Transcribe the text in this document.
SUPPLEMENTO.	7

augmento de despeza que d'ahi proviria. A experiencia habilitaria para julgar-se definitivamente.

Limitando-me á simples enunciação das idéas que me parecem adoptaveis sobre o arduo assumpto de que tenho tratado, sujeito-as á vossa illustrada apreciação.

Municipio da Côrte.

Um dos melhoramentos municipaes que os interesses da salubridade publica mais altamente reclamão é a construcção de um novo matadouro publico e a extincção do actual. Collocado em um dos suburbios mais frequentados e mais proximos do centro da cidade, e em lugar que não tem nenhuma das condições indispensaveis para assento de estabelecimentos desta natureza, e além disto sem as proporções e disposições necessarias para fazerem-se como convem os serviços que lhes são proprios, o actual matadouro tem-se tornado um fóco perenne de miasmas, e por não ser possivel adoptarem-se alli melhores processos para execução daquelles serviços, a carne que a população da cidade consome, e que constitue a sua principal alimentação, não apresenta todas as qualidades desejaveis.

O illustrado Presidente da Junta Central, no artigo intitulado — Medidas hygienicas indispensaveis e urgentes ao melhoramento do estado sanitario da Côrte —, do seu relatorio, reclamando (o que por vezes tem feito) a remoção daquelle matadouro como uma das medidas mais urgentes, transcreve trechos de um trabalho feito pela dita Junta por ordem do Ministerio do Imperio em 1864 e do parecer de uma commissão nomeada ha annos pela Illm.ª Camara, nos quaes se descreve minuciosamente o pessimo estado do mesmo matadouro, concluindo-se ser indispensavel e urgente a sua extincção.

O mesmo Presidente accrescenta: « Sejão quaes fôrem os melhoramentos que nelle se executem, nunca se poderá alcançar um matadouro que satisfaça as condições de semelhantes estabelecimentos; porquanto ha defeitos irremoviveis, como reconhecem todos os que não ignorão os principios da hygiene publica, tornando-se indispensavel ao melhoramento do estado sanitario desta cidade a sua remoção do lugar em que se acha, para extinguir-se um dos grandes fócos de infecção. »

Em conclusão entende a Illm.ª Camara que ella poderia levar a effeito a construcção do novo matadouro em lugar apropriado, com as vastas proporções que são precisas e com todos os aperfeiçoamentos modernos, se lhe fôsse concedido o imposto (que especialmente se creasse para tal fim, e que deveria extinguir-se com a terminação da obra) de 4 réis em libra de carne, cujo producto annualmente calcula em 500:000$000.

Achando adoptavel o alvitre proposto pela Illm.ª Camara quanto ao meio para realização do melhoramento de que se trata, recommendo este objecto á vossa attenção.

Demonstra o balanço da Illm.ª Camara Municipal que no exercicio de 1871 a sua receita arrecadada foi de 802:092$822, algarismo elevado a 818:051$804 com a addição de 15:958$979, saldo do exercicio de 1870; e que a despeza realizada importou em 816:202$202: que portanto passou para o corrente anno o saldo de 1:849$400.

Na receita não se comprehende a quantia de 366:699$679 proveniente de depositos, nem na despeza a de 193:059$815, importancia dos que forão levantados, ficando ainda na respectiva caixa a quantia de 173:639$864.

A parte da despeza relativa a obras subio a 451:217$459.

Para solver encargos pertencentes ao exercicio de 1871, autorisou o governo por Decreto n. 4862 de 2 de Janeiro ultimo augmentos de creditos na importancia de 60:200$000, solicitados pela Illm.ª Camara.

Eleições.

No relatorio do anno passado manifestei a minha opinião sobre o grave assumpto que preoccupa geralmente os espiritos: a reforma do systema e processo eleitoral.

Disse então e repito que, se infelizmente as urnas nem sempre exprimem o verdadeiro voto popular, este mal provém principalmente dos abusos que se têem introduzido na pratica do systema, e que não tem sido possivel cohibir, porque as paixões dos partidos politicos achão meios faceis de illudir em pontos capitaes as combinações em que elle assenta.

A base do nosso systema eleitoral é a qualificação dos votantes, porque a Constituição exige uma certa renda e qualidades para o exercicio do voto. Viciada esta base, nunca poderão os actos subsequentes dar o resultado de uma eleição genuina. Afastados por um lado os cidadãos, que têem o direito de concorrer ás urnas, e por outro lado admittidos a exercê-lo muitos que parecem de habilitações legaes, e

» **WHAT TO WORK ON**
Set down the entries verbatim, leaving none out.

» **SOLUTION**
Transcribe the text in this document.
SUPPLEMENTO.	7

augmento de despeza que d'ahi proviria. A experiencia habilitaria para julgar-se definitivamente.

Limitando-me á simples enunciação das idéas que me parecem adoptaveis sobre o arduo assumpto de que tenho tratado, sujeito-as á vossa illustrada apreciação.

Municipio da Côrte.

Um dos melhoramentos municipaes que os interesses da salubridade publica mais altamente reclamão é a construcção de um novo matadouro publico e a extincção do actual. Collocado em um dos suburbios mais frequentados e mais proximos do centro da cidade, e em lugar que não tem nenhuma das condições indispensaveis para assento de estabelecimentos desta natureza, e além disto sem as proporções e disposições necessarias para fazerem-se como convem os serviços que lhes são proprios, o actual matadouro tem-se tornado um fóco perenne de miasmas, e por não ser possivel adoptarem-se alli melhores processos para execução daquelles serviços, a carne que a população da cidade consome, e que constitue a sua principal alimentação, não apresenta todas as qualidades desejaveis.

O illustrado Presidente da Junta Central, no artigo intitulado — Medidas hygienicas indispensaveis e urgentes ao melhoramento do estado sanitario da Côrte —, do seu relatorio, reclamando (o que por vezes tem feito) a remoção daquelle matadouro como uma das medidas mais urgentes, transcreve trechos de um trabalho feito pela dita Junta por ordem do Ministerio do Imperio em 1864 e do parecer de uma commissão nomeada ha annos pela Illm.ª Camara, nos quaes se descreve minuciosamente o pessimo estado do mesmo matadouro, concluindo-se ser indispensavel e urgente a sua extincção.

O mesmo Presidente accrescenta: « Sejão quaes fôrem os melhoramentos que nelle se executem, nunca se poderá alcançar um matadouro que satisfaça as condições de semelhantes estabelecimentos; porquanto ha defeitos irremoviveis, como reconhecem todos os que não ignorão os principios da hygiene publica, tornando-se indispensavel ao melhoramento do estado sanitario desta cidade a sua remoção do lugar em que se acha, para extinguir-se um dos grandes fócos de infecção. »

Em conclusão entende a Illm.ª Camara que ella poderia levar a effeito a construcção do novo matadouro em lugar apropriado, com as vastas proporções que são precisas e com todos os aperfeiçoamentos modernos, se lhe fôsse concedido o imposto (que especialmente se creasse para tal fim, e que deveria extinguir-se com a terminação da obra) de 4 réis em libra de carne, cujo producto annualmente calcula em 500:000$000.

Achando adoptavel o alvitre proposto pela Illm.ª Camara quanto ao meio para realização do melhoramento de que se trata, recommendo este objecto á vossa attenção.

Demonstra o balanço da Illm.ª Camara Municipal que no exercicio de 1871 a sua receita arrecadada foi de 802:092$822, algarismo elevado a 818:051$804 com a addição de 15:958$979, saldo do exercicio de 1870; e que a despeza realizada importou em 816:202$202: que portanto passou para o corrente anno o saldo de 1:849$400.

Na receita não se comprehende a quantia de 366:699$679 proveniente de depositos, nem na despeza a de 193:059$815, importancia dos que forão levantados, ficando ainda na respectiva caixa a quantia de 173:639$864.

A parte da despeza relativa a obras subio a 451:217$459.

Para solver encargos pertencentes ao exercicio de 1871, autorisou o governo por Decreto n. 4862 de 2 de Janeiro ultimo augmentos de creditos na importancia de 60:200$000, solicitados pela Illm.ª Camara.

Eleições.

No relatorio do anno passado manifestei a minha opinião sobre o grave assumpto que preoccupa geralmente os espiritos: a reforma do systema e processo eleitoral.

Disse então e repito que, se infelizmente as urnas nem sempre exprimem o verdadeiro voto popular, este mal provém principalmente dos abusos que se têem introduzido na pratica do systema, e que não tem sido possivel cohibir, porque as paixões dos partidos politicos achão meios faceis de illudir em pontos capitaes as combinações em que elle assenta.

A base do nosso systema eleitoral é a qualificação dos votantes, porque a Constituição exige uma certa renda e qualidades para o exercicio do voto. Viciada esta base, nunca poderão os actos subsequentes dar o resultado de uma eleição genuina. Afastados por um lado os cidadãos, que têem o direito de concorrer ás urnas, e por outro lado admittidos a exercê-lo muitos que parecem de habilitações legaes, e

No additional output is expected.